TASK OBJECTIVE
Collect all lines from the listing that include the string "Difference".

** Start RECORDS **

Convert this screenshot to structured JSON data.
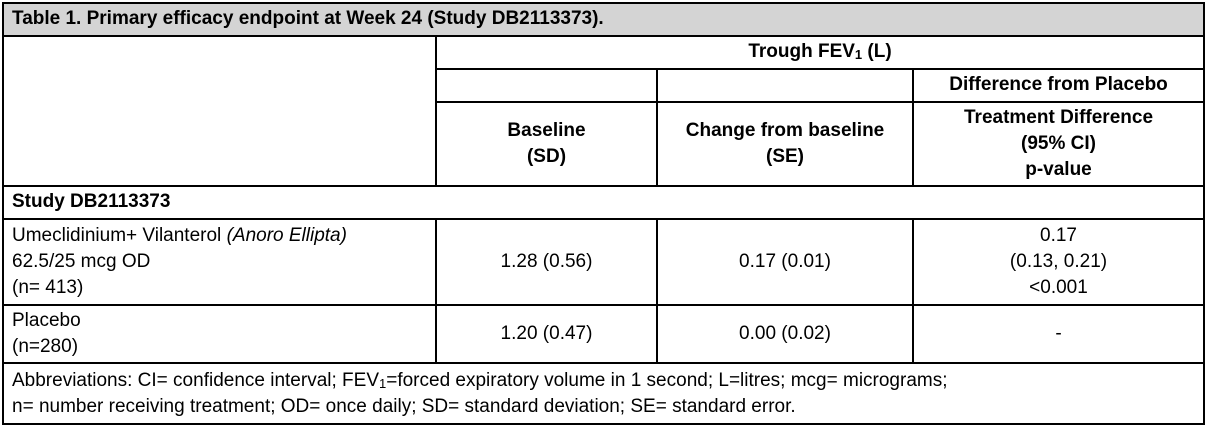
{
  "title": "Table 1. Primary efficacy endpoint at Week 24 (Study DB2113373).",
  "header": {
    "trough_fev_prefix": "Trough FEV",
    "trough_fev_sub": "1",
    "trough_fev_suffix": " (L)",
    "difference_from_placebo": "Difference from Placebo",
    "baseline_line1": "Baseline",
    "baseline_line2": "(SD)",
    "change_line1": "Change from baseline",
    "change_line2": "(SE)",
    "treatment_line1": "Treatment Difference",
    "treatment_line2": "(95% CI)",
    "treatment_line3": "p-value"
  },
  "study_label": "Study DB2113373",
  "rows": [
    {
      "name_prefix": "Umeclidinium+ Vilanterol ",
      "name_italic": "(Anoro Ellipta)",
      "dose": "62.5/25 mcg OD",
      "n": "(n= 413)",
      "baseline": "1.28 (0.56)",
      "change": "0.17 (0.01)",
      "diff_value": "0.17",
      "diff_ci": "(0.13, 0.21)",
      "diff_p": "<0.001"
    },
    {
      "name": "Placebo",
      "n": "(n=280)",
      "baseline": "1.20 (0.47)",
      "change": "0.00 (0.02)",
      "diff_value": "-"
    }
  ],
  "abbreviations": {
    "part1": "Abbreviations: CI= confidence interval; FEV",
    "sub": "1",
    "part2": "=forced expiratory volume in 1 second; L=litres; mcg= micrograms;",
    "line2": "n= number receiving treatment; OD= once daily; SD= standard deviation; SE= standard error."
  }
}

** End RECORDS **

EXERCISE RESPONSE
    "difference_from_placebo": "Difference from Placebo",
    "treatment_line1": "Treatment Difference",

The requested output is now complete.